Records for processing.
## START

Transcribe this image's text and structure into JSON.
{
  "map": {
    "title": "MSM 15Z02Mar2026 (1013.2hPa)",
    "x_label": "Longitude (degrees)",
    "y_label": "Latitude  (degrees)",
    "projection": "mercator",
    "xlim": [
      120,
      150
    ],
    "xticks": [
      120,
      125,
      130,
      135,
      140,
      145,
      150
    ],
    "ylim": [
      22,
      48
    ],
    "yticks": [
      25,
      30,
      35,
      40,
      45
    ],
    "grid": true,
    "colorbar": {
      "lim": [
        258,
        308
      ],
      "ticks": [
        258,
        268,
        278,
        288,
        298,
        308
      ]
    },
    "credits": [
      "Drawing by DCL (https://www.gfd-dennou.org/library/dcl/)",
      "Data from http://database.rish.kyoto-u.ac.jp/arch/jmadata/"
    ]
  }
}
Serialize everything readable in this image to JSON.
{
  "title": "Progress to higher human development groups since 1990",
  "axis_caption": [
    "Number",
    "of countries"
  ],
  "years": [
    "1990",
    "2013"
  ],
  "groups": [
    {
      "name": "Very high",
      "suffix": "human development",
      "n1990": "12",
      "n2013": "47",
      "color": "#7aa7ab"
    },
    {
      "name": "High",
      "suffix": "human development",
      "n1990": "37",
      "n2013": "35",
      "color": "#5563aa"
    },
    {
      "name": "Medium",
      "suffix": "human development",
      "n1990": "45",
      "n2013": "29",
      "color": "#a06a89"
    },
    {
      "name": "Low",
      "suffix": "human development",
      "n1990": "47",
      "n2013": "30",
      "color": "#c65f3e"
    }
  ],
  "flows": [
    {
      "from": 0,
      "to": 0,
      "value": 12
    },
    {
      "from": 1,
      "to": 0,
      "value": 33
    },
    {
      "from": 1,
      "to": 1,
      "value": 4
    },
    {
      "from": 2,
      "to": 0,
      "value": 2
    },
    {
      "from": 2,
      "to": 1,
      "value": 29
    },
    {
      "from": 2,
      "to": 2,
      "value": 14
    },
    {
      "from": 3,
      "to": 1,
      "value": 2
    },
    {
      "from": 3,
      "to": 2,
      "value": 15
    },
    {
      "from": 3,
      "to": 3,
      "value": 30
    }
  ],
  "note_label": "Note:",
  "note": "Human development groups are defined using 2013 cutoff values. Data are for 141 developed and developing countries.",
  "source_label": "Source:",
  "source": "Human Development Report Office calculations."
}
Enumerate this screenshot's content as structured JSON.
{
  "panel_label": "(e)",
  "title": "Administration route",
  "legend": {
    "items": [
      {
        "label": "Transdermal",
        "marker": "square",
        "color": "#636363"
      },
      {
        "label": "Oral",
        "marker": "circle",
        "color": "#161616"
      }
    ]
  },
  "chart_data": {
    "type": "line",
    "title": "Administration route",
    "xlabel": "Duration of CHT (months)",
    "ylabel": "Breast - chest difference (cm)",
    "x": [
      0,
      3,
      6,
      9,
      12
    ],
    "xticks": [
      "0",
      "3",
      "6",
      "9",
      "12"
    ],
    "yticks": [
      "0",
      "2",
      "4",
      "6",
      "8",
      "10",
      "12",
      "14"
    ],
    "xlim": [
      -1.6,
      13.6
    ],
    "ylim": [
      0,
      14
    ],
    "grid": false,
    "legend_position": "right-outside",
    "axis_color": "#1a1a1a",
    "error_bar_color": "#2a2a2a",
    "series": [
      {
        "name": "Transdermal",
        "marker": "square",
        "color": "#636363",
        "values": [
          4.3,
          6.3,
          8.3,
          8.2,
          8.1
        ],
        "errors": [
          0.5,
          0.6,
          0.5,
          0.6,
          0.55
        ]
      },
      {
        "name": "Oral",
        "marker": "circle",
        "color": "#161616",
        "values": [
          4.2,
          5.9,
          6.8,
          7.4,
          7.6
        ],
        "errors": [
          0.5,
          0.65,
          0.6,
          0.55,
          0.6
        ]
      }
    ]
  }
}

## END

Requirement. Produce an exact copy of the whole listing.

Complete output.
Transcribe this image's text and structure into JSON.
{
  "map": {
    "title": "MSM 15Z02Mar2026 (1013.2hPa)",
    "x_label": "Longitude (degrees)",
    "y_label": "Latitude  (degrees)",
    "projection": "mercator",
    "xlim": [
      120,
      150
    ],
    "xticks": [
      120,
      125,
      130,
      135,
      140,
      145,
      150
    ],
    "ylim": [
      22,
      48
    ],
    "yticks": [
      25,
      30,
      35,
      40,
      45
    ],
    "grid": true,
    "colorbar": {
      "lim": [
        258,
        308
      ],
      "ticks": [
        258,
        268,
        278,
        288,
        298,
        308
      ]
    },
    "credits": [
      "Drawing by DCL (https://www.gfd-dennou.org/library/dcl/)",
      "Data from http://database.rish.kyoto-u.ac.jp/arch/jmadata/"
    ]
  }
}
Serialize everything readable in this image to JSON.
{
  "title": "Progress to higher human development groups since 1990",
  "axis_caption": [
    "Number",
    "of countries"
  ],
  "years": [
    "1990",
    "2013"
  ],
  "groups": [
    {
      "name": "Very high",
      "suffix": "human development",
      "n1990": "12",
      "n2013": "47",
      "color": "#7aa7ab"
    },
    {
      "name": "High",
      "suffix": "human development",
      "n1990": "37",
      "n2013": "35",
      "color": "#5563aa"
    },
    {
      "name": "Medium",
      "suffix": "human development",
      "n1990": "45",
      "n2013": "29",
      "color": "#a06a89"
    },
    {
      "name": "Low",
      "suffix": "human development",
      "n1990": "47",
      "n2013": "30",
      "color": "#c65f3e"
    }
  ],
  "flows": [
    {
      "from": 0,
      "to": 0,
      "value": 12
    },
    {
      "from": 1,
      "to": 0,
      "value": 33
    },
    {
      "from": 1,
      "to": 1,
      "value": 4
    },
    {
      "from": 2,
      "to": 0,
      "value": 2
    },
    {
      "from": 2,
      "to": 1,
      "value": 29
    },
    {
      "from": 2,
      "to": 2,
      "value": 14
    },
    {
      "from": 3,
      "to": 1,
      "value": 2
    },
    {
      "from": 3,
      "to": 2,
      "value": 15
    },
    {
      "from": 3,
      "to": 3,
      "value": 30
    }
  ],
  "note_label": "Note:",
  "note": "Human development groups are defined using 2013 cutoff values. Data are for 141 developed and developing countries.",
  "source_label": "Source:",
  "source": "Human Development Report Office calculations."
}
Enumerate this screenshot's content as structured JSON.
{
  "panel_label": "(e)",
  "title": "Administration route",
  "legend": {
    "items": [
      {
        "label": "Transdermal",
        "marker": "square",
        "color": "#636363"
      },
      {
        "label": "Oral",
        "marker": "circle",
        "color": "#161616"
      }
    ]
  },
  "chart_data": {
    "type": "line",
    "title": "Administration route",
    "xlabel": "Duration of CHT (months)",
    "ylabel": "Breast - chest difference (cm)",
    "x": [
      0,
      3,
      6,
      9,
      12
    ],
    "xticks": [
      "0",
      "3",
      "6",
      "9",
      "12"
    ],
    "yticks": [
      "0",
      "2",
      "4",
      "6",
      "8",
      "10",
      "12",
      "14"
    ],
    "xlim": [
      -1.6,
      13.6
    ],
    "ylim": [
      0,
      14
    ],
    "grid": false,
    "legend_position": "right-outside",
    "axis_color": "#1a1a1a",
    "error_bar_color": "#2a2a2a",
    "series": [
      {
        "name": "Transdermal",
        "marker": "square",
        "color": "#636363",
        "values": [
          4.3,
          6.3,
          8.3,
          8.2,
          8.1
        ],
        "errors": [
          0.5,
          0.6,
          0.5,
          0.6,
          0.55
        ]
      },
      {
        "name": "Oral",
        "marker": "circle",
        "color": "#161616",
        "values": [
          4.2,
          5.9,
          6.8,
          7.4,
          7.6
        ],
        "errors": [
          0.5,
          0.65,
          0.6,
          0.55,
          0.6
        ]
      }
    ]
  }
}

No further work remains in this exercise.